**WRITTEN TASK**
Write the records out again, keeping each line exactly as it is.

**INPUT FOR THIS TASK**
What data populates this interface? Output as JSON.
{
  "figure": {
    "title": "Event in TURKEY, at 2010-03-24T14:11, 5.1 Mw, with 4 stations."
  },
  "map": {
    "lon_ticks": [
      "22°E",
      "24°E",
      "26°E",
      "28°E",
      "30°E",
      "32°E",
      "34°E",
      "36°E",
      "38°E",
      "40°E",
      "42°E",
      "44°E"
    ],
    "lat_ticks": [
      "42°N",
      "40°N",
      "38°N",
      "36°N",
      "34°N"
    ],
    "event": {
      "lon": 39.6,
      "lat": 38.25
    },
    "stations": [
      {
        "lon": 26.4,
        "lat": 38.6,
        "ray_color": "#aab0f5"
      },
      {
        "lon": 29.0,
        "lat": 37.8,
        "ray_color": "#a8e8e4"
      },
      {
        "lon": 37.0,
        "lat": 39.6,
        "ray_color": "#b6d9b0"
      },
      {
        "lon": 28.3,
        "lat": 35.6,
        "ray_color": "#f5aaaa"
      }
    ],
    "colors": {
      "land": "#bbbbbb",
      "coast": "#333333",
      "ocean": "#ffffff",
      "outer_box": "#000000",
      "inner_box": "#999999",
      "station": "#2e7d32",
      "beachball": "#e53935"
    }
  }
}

**COMPLETE RESPONSE**
What data populates this interface? Output as JSON.
{
  "figure": {
    "title": "Event in TURKEY, at 2010-03-24T14:11, 5.1 Mw, with 4 stations."
  },
  "map": {
    "lon_ticks": [
      "22°E",
      "24°E",
      "26°E",
      "28°E",
      "30°E",
      "32°E",
      "34°E",
      "36°E",
      "38°E",
      "40°E",
      "42°E",
      "44°E"
    ],
    "lat_ticks": [
      "42°N",
      "40°N",
      "38°N",
      "36°N",
      "34°N"
    ],
    "event": {
      "lon": 39.6,
      "lat": 38.25
    },
    "stations": [
      {
        "lon": 26.4,
        "lat": 38.6,
        "ray_color": "#aab0f5"
      },
      {
        "lon": 29.0,
        "lat": 37.8,
        "ray_color": "#a8e8e4"
      },
      {
        "lon": 37.0,
        "lat": 39.6,
        "ray_color": "#b6d9b0"
      },
      {
        "lon": 28.3,
        "lat": 35.6,
        "ray_color": "#f5aaaa"
      }
    ],
    "colors": {
      "land": "#bbbbbb",
      "coast": "#333333",
      "ocean": "#ffffff",
      "outer_box": "#000000",
      "inner_box": "#999999",
      "station": "#2e7d32",
      "beachball": "#e53935"
    }
  }
}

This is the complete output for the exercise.